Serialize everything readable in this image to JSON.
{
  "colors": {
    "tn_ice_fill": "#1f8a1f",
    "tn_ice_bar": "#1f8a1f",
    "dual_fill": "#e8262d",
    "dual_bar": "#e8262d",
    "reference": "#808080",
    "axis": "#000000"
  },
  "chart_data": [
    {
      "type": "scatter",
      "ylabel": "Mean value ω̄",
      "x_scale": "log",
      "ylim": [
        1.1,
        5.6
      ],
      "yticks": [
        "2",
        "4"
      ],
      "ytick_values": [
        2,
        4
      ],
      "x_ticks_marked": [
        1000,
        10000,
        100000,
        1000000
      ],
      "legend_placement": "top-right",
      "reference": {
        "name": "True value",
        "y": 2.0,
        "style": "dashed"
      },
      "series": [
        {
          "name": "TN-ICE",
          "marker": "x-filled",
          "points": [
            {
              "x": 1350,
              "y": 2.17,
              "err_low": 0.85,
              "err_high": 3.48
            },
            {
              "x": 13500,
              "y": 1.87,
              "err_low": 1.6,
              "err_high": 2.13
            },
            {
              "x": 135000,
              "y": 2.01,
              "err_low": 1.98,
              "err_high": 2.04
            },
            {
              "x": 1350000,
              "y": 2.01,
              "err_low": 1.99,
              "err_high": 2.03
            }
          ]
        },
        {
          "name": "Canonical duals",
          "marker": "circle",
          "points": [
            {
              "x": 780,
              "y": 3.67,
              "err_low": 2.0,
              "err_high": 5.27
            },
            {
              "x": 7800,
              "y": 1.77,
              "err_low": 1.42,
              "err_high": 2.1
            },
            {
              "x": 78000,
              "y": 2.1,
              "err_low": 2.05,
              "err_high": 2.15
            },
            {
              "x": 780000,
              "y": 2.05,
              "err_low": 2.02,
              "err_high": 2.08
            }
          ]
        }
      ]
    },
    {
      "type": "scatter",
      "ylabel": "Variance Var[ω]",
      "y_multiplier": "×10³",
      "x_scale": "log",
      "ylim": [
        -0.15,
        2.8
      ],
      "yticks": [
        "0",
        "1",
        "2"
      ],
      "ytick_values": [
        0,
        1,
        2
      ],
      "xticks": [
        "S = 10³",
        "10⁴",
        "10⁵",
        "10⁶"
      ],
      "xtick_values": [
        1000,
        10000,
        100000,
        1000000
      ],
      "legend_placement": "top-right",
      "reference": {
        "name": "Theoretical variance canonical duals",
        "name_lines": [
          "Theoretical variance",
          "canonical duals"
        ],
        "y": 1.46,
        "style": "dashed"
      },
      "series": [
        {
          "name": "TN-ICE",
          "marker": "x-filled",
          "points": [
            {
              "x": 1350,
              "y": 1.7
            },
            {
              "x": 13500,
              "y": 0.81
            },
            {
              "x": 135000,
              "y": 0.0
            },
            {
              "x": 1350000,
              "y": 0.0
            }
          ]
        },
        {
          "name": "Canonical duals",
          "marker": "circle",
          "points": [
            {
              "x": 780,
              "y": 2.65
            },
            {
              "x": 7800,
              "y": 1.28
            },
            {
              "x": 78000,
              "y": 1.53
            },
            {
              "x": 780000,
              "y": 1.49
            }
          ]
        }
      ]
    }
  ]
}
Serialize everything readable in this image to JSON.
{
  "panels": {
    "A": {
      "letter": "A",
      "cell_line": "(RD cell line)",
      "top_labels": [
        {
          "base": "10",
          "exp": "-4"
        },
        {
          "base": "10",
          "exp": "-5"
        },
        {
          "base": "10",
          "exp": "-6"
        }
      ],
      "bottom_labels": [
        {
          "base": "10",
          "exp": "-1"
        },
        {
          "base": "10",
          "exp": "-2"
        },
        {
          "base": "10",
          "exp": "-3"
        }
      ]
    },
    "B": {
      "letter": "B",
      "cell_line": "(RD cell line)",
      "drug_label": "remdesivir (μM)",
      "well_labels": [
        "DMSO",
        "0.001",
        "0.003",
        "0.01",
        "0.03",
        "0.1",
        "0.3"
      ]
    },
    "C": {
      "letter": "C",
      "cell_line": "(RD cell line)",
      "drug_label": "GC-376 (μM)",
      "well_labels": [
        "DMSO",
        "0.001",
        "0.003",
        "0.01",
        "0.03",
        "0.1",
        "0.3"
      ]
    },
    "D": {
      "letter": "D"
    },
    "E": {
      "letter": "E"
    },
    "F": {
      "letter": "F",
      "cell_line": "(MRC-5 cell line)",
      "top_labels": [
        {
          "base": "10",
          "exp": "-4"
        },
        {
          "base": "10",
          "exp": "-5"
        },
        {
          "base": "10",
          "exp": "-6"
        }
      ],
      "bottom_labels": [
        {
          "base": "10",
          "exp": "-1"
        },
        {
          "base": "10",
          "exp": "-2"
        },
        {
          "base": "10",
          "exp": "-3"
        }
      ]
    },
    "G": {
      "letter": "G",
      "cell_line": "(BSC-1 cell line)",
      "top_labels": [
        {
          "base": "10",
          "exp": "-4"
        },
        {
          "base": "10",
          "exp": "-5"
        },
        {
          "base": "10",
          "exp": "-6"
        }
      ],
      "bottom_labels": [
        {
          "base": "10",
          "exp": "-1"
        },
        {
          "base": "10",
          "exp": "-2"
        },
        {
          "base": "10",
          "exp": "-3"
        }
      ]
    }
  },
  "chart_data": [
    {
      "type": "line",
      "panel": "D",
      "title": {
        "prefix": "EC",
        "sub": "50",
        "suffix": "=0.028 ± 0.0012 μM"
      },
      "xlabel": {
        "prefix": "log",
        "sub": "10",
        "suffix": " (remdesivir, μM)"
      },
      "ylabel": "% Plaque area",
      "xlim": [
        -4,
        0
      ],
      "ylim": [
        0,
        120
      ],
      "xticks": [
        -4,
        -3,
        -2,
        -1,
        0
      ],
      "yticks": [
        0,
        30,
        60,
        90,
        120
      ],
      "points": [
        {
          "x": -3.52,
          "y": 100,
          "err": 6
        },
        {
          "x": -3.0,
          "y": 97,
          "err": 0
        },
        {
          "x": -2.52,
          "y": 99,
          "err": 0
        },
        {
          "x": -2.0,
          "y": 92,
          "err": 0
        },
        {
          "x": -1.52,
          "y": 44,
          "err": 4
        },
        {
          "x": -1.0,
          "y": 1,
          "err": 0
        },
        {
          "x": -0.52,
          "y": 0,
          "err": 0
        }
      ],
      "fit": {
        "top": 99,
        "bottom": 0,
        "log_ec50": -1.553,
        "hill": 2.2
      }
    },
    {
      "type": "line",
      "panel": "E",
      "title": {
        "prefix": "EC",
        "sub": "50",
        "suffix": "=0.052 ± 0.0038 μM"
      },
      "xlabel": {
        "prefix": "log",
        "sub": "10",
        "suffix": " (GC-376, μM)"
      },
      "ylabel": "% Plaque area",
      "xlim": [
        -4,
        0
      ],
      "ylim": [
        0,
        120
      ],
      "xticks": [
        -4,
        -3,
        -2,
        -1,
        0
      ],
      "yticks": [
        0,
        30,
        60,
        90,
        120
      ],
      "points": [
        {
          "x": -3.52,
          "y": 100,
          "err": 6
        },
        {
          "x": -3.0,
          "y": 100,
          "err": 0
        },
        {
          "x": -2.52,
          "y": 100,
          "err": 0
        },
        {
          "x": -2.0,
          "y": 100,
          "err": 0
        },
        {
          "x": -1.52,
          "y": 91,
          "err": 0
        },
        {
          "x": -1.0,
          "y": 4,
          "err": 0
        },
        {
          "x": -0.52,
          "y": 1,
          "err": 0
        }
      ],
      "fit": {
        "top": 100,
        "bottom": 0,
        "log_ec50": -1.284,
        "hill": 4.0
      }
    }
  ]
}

--------------------

**Work to be completed**. Collect the lines that hold "remdesivir".

**Final answer**.
      "drug_label": "remdesivir (μM)",
        "suffix": " (remdesivir, μM)"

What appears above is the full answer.